Written instruction: Each line of the material must be returned exactly.

** begin Listed records **

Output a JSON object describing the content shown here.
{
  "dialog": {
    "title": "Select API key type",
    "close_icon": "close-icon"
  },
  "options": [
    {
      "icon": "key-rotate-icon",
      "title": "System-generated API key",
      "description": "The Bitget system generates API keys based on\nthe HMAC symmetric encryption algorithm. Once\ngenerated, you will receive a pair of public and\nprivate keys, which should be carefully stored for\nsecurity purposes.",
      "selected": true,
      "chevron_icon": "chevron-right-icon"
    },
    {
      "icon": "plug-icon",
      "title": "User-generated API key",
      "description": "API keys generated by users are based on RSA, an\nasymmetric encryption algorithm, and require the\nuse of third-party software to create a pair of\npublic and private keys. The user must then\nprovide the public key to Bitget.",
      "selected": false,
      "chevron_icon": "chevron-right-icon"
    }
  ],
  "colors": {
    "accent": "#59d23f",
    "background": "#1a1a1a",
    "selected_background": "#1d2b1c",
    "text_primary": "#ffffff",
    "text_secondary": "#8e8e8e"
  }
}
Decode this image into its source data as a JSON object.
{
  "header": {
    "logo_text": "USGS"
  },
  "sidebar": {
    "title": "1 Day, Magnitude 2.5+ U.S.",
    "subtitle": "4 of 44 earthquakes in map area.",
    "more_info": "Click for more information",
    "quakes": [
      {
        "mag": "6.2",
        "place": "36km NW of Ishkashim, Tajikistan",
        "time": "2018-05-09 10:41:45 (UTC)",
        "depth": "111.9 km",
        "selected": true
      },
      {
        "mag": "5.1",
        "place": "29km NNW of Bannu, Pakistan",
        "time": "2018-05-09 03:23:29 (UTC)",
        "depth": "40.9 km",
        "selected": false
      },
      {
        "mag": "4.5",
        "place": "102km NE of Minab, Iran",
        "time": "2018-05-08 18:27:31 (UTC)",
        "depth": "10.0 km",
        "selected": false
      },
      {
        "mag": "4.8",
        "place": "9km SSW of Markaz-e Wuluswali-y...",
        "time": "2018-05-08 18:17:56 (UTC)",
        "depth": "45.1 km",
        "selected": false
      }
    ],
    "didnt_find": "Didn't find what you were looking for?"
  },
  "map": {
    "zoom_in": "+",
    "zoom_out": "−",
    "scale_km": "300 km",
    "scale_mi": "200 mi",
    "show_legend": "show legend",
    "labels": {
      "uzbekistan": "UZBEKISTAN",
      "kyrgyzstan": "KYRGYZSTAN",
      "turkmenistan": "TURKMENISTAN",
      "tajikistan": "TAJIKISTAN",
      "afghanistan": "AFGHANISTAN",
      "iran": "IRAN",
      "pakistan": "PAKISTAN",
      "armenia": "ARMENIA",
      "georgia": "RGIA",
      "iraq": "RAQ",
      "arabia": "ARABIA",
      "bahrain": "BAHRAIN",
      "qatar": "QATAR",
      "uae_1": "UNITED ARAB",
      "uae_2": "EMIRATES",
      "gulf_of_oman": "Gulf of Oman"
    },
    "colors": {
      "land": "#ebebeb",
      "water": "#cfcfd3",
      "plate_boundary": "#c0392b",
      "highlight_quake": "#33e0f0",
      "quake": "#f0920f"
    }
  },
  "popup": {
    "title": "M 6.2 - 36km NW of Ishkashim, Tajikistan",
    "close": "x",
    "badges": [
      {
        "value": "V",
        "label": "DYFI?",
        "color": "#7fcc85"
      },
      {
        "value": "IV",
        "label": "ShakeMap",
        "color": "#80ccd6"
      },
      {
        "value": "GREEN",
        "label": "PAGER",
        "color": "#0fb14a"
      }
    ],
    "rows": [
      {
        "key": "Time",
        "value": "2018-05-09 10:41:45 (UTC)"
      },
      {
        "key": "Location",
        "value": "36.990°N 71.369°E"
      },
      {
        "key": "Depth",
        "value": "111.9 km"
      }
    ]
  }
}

** end Listed records **

Task output:
Output a JSON object describing the content shown here.
{
  "dialog": {
    "title": "Select API key type",
    "close_icon": "close-icon"
  },
  "options": [
    {
      "icon": "key-rotate-icon",
      "title": "System-generated API key",
      "description": "The Bitget system generates API keys based on\nthe HMAC symmetric encryption algorithm. Once\ngenerated, you will receive a pair of public and\nprivate keys, which should be carefully stored for\nsecurity purposes.",
      "selected": true,
      "chevron_icon": "chevron-right-icon"
    },
    {
      "icon": "plug-icon",
      "title": "User-generated API key",
      "description": "API keys generated by users are based on RSA, an\nasymmetric encryption algorithm, and require the\nuse of third-party software to create a pair of\npublic and private keys. The user must then\nprovide the public key to Bitget.",
      "selected": false,
      "chevron_icon": "chevron-right-icon"
    }
  ],
  "colors": {
    "accent": "#59d23f",
    "background": "#1a1a1a",
    "selected_background": "#1d2b1c",
    "text_primary": "#ffffff",
    "text_secondary": "#8e8e8e"
  }
}
Decode this image into its source data as a JSON object.
{
  "header": {
    "logo_text": "USGS"
  },
  "sidebar": {
    "title": "1 Day, Magnitude 2.5+ U.S.",
    "subtitle": "4 of 44 earthquakes in map area.",
    "more_info": "Click for more information",
    "quakes": [
      {
        "mag": "6.2",
        "place": "36km NW of Ishkashim, Tajikistan",
        "time": "2018-05-09 10:41:45 (UTC)",
        "depth": "111.9 km",
        "selected": true
      },
      {
        "mag": "5.1",
        "place": "29km NNW of Bannu, Pakistan",
        "time": "2018-05-09 03:23:29 (UTC)",
        "depth": "40.9 km",
        "selected": false
      },
      {
        "mag": "4.5",
        "place": "102km NE of Minab, Iran",
        "time": "2018-05-08 18:27:31 (UTC)",
        "depth": "10.0 km",
        "selected": false
      },
      {
        "mag": "4.8",
        "place": "9km SSW of Markaz-e Wuluswali-y...",
        "time": "2018-05-08 18:17:56 (UTC)",
        "depth": "45.1 km",
        "selected": false
      }
    ],
    "didnt_find": "Didn't find what you were looking for?"
  },
  "map": {
    "zoom_in": "+",
    "zoom_out": "−",
    "scale_km": "300 km",
    "scale_mi": "200 mi",
    "show_legend": "show legend",
    "labels": {
      "uzbekistan": "UZBEKISTAN",
      "kyrgyzstan": "KYRGYZSTAN",
      "turkmenistan": "TURKMENISTAN",
      "tajikistan": "TAJIKISTAN",
      "afghanistan": "AFGHANISTAN",
      "iran": "IRAN",
      "pakistan": "PAKISTAN",
      "armenia": "ARMENIA",
      "georgia": "RGIA",
      "iraq": "RAQ",
      "arabia": "ARABIA",
      "bahrain": "BAHRAIN",
      "qatar": "QATAR",
      "uae_1": "UNITED ARAB",
      "uae_2": "EMIRATES",
      "gulf_of_oman": "Gulf of Oman"
    },
    "colors": {
      "land": "#ebebeb",
      "water": "#cfcfd3",
      "plate_boundary": "#c0392b",
      "highlight_quake": "#33e0f0",
      "quake": "#f0920f"
    }
  },
  "popup": {
    "title": "M 6.2 - 36km NW of Ishkashim, Tajikistan",
    "close": "x",
    "badges": [
      {
        "value": "V",
        "label": "DYFI?",
        "color": "#7fcc85"
      },
      {
        "value": "IV",
        "label": "ShakeMap",
        "color": "#80ccd6"
      },
      {
        "value": "GREEN",
        "label": "PAGER",
        "color": "#0fb14a"
      }
    ],
    "rows": [
      {
        "key": "Time",
        "value": "2018-05-09 10:41:45 (UTC)"
      },
      {
        "key": "Location",
        "value": "36.990°N 71.369°E"
      },
      {
        "key": "Depth",
        "value": "111.9 km"
      }
    ]
  }
}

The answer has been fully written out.